Trimeric Glycosylphosphatidylinositol-Anchored HCDR3 of Broadly Neutralizing Antibody PG16 Is a Potent HIV-1 Entry Inhibitor

Lihong Liu; Weiming Wang; Lifei Yang; Huanhuan Ren; Jason T Kimata; Paul Zhou

doi:10.1128/JVI.01038-12

. 2013 Feb;87(3):1899–1905. doi: 10.1128/JVI.01038-12

Trimeric Glycosylphosphatidylinositol-Anchored HCDR3 of Broadly Neutralizing Antibody PG16 Is a Potent HIV-1 Entry Inhibitor

Lihong Liu ^a, Weiming Wang ^a, Lifei Yang ^a, Huanhuan Ren ^a, Jason T Kimata ^b, Paul Zhou ^a,^✉

PMCID: PMC3554188 PMID: 23152526

Abstract

PG9 and PG16 are two quaternary-structure-specific broadly neutralizing antibodies with unique HCDR3 subdomains. Previously, we showed that glycosylphosphatidylinositol (GPI)-anchored HCDR3 subdomains (GPI-HCDR3) can be targeted to lipid rafts of the plasma membrane, bind to the epitope recognized by HCDR3 of PG16, and neutralize diverse HIV-1 isolates. In this study, we further developed trimeric GPI-HCDR3s and demonstrated that trimeric GPI-HCDR3 (PG16) dramatically improves anti-HIV-1 neutralization, suggesting that a stoichiometry of recognition of 3 or 2 HCDR3 molecules (PG16) to 1 viral spike is possible.

TEXT

PG9 and PG16 are two recently isolated quaternary-structure-specific human monoclonal antibodies that neutralize 70 to 80% of circulating HIV-1 isolates (1). The crystal structure of PG16 shows that it contains an exceptionally long HCDR3 that forms a unique stable subdomain that towers above the antibody surface to confer fine specificity (2, 3). Previously, we showed that monomeric glycosylphosphatidylinositol (GPI)-anchored HCDR3 (GPI-HCDR3) (PG9 and PG16) neutralizes HIV-1 (4). We postulate that since the antibodies preferentially bind to assembled viral spikes (1, 5), multimeric GPI-HCDR3 may have better binding avidity than monomeric GPI-HCDR3, resulting in a potent entry inhibitor.

To test this hypothesis, sequences encoding HCDR3 (PG16 and AVF), the IgG3 hinge region, foldon, and a histidine tag were genetically linked to the sequence encoding a GPI attachment signal of delay-accelerating factor (DAF) (6). The antibody AVF recognizes influenza virus hemagglutinin (7) and was therefore used as a negative control. Foldon is a 27-residue trimerization domain at the C-terminal bacteriophage T4 fibritin (8). Polypeptides that are fused to foldon form trimers (9–11). The fusion genes HCDR3/hinge/foldon/His tag/DAF (PG16 and AVF) were inserted into a lentiviral vector, pRRL (12) (Fig. 1A). The recombinant viruses were generated to transduce TZM-bl and CEMss-CCR5 cells (13, 14).
+ + + + +
## About this exercise
Continue the article on trimeric GPI-anchored HCDR3 of PG16 from the sentence that ends "TZM-bl and CEMss-CCR5 cells (13, 14)."
+ + + + +
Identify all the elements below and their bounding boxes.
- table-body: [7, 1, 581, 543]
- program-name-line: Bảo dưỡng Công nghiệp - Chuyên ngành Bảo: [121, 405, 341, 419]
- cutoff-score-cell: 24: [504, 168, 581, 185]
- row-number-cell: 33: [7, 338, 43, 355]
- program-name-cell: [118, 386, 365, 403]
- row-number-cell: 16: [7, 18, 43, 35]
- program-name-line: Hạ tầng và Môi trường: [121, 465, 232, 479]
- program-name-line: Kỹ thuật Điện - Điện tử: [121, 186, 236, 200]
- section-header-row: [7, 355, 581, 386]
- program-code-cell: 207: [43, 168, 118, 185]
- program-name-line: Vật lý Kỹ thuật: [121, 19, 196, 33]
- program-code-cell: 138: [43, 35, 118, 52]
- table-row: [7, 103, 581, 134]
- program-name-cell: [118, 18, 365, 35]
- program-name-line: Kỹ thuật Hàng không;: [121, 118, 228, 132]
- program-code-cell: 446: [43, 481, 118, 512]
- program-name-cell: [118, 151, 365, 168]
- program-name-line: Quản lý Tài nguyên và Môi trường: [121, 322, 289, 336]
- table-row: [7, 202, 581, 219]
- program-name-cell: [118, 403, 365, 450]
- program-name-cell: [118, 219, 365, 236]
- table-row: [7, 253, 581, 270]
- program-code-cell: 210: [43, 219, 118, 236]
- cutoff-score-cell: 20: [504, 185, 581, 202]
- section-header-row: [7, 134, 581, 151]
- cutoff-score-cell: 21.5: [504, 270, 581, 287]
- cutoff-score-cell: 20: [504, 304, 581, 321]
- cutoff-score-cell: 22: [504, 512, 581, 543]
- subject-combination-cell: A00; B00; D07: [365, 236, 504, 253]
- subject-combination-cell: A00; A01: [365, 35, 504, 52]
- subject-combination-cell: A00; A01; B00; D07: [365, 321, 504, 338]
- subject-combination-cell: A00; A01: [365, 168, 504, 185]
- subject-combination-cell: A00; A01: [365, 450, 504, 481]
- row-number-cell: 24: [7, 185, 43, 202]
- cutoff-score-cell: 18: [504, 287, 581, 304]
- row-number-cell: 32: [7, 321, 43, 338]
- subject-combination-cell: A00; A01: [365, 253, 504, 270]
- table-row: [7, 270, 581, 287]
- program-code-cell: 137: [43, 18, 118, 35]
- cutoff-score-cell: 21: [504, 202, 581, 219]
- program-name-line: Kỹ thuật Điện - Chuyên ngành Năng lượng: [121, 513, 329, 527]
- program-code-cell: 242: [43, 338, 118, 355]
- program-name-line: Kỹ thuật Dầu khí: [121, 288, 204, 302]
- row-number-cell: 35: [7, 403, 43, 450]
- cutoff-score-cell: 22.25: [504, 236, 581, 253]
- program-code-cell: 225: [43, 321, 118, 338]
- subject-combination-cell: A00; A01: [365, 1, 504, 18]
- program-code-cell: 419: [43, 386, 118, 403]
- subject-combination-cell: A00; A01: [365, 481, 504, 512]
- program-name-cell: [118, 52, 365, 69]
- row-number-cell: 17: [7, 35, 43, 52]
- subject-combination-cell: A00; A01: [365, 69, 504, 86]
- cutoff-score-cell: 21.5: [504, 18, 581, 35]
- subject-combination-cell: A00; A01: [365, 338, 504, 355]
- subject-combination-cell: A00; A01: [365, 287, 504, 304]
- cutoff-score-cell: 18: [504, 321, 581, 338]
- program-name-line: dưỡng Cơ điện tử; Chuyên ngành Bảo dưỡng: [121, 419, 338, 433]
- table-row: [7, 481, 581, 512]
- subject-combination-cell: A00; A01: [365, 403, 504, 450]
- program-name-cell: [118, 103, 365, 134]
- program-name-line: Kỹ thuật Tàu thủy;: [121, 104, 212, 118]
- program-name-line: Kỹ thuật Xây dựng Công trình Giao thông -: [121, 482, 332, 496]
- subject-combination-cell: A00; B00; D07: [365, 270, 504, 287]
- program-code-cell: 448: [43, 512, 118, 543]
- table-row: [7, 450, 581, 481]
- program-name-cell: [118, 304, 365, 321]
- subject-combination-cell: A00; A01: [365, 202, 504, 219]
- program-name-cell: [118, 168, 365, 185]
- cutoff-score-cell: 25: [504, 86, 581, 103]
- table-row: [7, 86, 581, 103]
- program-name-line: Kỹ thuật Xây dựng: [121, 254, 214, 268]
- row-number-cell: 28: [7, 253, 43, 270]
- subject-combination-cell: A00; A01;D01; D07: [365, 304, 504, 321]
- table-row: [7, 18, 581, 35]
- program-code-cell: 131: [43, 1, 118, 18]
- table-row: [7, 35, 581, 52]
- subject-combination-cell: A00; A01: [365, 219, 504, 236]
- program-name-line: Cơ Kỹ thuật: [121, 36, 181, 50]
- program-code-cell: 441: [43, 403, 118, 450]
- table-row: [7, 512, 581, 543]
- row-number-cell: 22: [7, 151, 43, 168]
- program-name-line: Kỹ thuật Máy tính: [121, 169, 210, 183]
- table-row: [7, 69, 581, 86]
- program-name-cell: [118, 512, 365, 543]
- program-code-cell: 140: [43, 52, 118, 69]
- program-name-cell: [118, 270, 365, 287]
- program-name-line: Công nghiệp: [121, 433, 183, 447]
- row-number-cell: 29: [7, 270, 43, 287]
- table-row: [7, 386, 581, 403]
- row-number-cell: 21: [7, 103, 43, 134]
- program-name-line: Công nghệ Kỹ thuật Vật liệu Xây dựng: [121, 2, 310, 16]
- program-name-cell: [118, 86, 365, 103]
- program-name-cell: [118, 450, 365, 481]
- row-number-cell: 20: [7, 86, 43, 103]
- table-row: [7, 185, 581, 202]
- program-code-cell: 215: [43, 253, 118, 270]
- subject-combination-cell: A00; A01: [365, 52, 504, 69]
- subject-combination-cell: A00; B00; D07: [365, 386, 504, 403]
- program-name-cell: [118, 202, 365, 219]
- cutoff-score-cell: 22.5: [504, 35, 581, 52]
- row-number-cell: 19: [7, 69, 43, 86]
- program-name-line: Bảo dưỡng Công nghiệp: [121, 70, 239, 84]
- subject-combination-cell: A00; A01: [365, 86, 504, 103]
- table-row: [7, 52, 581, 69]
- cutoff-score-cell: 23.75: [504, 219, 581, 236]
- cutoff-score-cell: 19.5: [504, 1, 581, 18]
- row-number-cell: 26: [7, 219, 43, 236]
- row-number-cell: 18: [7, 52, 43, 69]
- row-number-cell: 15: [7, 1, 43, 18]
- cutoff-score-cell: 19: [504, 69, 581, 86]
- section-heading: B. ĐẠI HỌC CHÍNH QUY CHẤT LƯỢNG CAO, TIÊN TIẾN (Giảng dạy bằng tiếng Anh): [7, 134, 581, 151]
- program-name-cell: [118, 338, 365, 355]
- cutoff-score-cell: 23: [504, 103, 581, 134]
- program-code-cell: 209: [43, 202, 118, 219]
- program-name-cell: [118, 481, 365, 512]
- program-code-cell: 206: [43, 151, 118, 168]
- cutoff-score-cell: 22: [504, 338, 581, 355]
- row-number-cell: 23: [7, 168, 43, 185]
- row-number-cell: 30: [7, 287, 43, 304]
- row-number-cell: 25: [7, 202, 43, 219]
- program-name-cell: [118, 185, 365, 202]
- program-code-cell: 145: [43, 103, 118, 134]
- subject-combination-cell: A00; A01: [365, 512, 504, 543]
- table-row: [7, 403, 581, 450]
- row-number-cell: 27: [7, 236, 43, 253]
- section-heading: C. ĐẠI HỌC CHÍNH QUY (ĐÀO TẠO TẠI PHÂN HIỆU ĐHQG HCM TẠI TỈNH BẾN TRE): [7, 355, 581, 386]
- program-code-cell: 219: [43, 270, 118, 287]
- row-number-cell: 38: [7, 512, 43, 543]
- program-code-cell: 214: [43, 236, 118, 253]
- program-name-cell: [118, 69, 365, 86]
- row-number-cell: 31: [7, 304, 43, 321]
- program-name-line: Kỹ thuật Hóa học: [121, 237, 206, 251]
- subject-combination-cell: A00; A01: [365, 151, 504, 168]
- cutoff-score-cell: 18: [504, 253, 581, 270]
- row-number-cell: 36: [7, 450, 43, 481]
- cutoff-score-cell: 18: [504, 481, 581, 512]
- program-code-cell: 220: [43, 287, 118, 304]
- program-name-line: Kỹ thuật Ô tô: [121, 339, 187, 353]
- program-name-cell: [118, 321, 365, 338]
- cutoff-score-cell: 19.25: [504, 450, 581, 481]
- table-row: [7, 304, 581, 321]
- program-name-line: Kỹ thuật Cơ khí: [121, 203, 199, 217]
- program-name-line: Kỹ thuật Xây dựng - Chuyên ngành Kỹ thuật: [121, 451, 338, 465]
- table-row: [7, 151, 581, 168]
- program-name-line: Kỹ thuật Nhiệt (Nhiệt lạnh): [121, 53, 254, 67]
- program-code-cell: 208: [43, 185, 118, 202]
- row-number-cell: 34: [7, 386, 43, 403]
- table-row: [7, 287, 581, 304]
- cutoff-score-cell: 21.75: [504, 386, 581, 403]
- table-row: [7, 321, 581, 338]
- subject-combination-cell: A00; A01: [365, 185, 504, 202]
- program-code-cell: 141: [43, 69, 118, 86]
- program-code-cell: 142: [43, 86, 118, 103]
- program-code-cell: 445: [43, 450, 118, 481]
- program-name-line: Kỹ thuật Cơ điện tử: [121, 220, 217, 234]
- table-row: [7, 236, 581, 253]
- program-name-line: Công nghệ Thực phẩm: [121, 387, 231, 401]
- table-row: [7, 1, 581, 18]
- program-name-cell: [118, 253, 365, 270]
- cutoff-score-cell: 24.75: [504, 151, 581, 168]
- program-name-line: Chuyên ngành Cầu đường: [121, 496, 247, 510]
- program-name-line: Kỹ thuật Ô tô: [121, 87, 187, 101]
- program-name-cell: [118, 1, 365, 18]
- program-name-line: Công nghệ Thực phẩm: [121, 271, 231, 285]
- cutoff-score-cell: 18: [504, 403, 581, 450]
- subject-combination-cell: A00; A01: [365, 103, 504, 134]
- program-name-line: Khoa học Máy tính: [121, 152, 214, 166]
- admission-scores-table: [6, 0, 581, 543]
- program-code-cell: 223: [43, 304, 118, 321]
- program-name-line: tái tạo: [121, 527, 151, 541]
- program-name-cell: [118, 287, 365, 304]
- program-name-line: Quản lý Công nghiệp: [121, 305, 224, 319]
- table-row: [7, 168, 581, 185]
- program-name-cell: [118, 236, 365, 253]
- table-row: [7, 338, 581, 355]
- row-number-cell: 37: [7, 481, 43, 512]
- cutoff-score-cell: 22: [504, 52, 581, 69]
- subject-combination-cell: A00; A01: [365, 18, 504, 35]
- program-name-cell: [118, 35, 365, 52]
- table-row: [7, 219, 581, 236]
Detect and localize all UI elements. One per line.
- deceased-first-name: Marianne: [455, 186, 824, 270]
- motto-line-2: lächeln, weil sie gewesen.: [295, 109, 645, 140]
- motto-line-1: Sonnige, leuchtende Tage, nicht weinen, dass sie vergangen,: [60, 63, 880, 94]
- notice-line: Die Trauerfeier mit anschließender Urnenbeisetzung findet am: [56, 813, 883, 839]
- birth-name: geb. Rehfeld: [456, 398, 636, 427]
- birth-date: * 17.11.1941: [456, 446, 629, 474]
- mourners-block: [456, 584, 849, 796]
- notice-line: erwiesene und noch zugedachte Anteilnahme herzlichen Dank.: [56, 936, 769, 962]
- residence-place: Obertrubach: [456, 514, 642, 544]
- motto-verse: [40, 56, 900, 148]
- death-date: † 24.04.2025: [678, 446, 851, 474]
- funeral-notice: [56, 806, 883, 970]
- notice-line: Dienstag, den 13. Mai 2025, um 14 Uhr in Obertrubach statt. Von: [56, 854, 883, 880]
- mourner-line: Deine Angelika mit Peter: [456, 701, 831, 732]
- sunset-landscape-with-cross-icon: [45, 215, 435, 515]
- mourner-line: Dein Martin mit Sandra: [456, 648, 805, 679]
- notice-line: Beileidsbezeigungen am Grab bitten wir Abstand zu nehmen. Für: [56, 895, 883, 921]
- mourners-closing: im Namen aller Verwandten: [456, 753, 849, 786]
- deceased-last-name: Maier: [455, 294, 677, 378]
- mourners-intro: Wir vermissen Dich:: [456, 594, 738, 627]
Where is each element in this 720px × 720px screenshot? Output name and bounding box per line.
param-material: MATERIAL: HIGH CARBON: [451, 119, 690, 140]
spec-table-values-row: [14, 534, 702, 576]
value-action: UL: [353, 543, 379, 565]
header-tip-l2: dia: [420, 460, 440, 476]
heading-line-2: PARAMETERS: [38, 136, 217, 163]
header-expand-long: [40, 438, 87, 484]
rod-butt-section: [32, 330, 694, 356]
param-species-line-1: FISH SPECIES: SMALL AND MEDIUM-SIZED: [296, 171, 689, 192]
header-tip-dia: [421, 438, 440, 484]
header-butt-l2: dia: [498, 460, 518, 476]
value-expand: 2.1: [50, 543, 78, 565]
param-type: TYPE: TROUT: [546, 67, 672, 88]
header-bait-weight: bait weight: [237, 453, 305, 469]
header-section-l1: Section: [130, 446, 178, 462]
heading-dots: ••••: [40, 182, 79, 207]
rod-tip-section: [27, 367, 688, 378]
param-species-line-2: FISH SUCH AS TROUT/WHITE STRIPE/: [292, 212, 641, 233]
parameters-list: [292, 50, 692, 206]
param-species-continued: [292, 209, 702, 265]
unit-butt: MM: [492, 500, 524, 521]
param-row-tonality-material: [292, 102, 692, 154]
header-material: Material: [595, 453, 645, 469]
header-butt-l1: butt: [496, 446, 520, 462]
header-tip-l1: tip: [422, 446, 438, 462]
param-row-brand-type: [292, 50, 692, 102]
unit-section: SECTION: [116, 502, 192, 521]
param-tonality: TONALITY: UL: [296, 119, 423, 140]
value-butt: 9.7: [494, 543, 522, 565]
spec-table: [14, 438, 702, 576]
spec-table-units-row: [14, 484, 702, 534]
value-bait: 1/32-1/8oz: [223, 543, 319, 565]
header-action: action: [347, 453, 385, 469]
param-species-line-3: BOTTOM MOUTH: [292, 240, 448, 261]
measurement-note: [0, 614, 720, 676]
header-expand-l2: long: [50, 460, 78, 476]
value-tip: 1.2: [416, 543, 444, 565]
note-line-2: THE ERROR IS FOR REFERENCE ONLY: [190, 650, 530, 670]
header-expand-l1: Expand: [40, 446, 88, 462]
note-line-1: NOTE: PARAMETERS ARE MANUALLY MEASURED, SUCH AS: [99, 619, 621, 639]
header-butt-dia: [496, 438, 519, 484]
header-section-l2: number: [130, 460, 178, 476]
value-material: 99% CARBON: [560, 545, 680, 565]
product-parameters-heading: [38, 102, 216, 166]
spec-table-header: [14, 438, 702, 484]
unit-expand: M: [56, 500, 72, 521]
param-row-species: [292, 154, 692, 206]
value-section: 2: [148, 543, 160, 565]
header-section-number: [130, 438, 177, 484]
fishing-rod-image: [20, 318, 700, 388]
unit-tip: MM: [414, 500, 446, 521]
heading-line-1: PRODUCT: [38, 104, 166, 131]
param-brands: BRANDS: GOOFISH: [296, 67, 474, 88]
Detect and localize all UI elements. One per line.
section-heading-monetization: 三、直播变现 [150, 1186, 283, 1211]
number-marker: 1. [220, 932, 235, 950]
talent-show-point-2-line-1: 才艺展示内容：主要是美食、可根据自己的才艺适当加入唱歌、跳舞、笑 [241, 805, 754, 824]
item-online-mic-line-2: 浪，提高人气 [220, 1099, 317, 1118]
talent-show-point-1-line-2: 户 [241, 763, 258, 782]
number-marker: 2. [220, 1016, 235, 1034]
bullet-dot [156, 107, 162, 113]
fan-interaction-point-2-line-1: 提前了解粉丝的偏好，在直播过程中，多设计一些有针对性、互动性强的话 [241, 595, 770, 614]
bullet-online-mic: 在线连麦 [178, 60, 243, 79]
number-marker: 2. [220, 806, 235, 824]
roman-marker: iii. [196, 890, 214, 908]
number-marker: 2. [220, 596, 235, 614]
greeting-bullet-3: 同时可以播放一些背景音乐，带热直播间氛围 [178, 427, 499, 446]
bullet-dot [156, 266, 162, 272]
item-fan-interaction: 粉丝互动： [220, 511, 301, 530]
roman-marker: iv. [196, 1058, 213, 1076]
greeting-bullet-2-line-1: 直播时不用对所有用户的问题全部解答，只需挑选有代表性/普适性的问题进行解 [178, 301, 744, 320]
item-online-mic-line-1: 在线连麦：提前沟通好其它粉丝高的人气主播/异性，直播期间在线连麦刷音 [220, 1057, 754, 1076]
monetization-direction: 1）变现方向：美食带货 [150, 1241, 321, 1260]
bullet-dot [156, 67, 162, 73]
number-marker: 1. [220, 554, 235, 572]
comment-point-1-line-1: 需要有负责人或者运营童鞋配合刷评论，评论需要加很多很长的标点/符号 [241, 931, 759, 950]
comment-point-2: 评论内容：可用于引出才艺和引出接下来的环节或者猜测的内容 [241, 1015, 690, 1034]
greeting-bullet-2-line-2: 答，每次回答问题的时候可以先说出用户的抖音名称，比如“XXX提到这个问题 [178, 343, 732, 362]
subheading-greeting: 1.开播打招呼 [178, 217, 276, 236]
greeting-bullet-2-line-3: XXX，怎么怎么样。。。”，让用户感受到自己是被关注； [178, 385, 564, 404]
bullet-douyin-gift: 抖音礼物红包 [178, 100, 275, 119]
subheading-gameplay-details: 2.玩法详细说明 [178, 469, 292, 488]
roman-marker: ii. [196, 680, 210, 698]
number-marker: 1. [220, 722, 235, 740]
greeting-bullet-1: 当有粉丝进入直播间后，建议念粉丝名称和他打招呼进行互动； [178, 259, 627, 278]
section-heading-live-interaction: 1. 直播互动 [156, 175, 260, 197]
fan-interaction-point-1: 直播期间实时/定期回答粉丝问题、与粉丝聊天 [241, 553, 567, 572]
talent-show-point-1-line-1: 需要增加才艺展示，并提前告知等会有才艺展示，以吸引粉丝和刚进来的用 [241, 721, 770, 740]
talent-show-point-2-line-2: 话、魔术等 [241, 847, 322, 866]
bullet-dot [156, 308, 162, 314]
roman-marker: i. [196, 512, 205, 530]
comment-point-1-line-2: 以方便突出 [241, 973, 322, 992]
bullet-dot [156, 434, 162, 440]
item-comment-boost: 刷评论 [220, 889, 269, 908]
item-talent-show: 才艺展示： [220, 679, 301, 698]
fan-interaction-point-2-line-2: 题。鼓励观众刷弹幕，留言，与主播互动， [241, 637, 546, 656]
+ + + + +
## Task output
Fig 1 — Expression of GPI-HCDR3 and GPI-HCDR3-foldon in transduced TZM-bl cells. (A) Schematic diagram of the lentiviral vectors pRRL-HCDR3/hinge/his-tag/DAF and pRRL-HCDR3/hinge/foldon/his-tag/DAF. HCDR3s were derived from the human monoclonal antibodies PG16 and AVF; hinge, a human IgG3 hinge region; foldon, a 27-residue β-propeller-like trimeric structure at the C terminus of bacteriophage T4 fibritin; His tag, 6-histidine-residue tag; DAF, the C-terminal 34 amino acid residues of decay-accelerating factor. (B) FACS analysis of cell surface expression of GPI-HCDR3 and GPI-HCDR3-foldon in mock-, GPI-HCDR3-, and GPI-HCDR3-foldon (PG16 and AVF)-transduced TZM-bl cells with or without PI-PLC treatment. (C) Confocal analysis of mock- or GPI-HCDR3-foldon (PG16 and AVF)-transduced TZM-bl cells. CtxB, cells were stained with Alexa 555-conjugated cholera toxin B subunit; anti-His, cells were stained with mouse anti-His-tag antibody followed by Alexa 488-conjugated goat anti-mouse IgG antibody.

To determine transgene expression, HCDR3/hinge/foldon/His tag/DAF (PG16 and AVF)-transduced TZM-bl cells and previously generated TZM-bl-GPI-HCDR3 (PG16 and AVF) (4) were treated with or without phosphatidylinositol phospholipase C (PI-PLC) and stained with anti-His-tag antibody, followed by fluorescence-activated cell sorting (FACS) analysis. Figure 1B shows that like GPI-HCDR3, HCDR3/hinge/foldon/His tag/DAFs were highly expressed, and their expression was substantially reduced with PI-PLC treatment, indicating that a majority of HCDR3/hinge/foldon/His tag/DAF is attached to the cell surface through a GPI anchor. Thus, we refer to the HCDR3/hinge/foldon/His tag/DAF as GPI-HCDR3-foldon.

To localize GPI-HCDR3-foldon, mock-, GPI-HCDR3-, and GPI-HCDR3-foldon (PG16)-transduced TZM-bl cells were seeded onto a glass slide (BD Biosciences) and costained with the following: (i) anti-His-tag antibody followed by Alexa 488-conjugated anti-mouse IgG antibody, (ii) Alexa 555-conjugated cholera toxin subunit B (CtxB), and (iii) 4′,6-diamidino-2-phenylindole (DAPI). CtxB interacts with GM1 (a lipid raft marker). Figure 1C shows that a majority of GPI-HCDR3-foldon, like GPI-HCDR3, colocalized with GM1 on the cell surface, implying that a majority of GPI-HCDR3 (as in Fig. 1B) is associated with lipid rafts, as expected for GPI anchoring.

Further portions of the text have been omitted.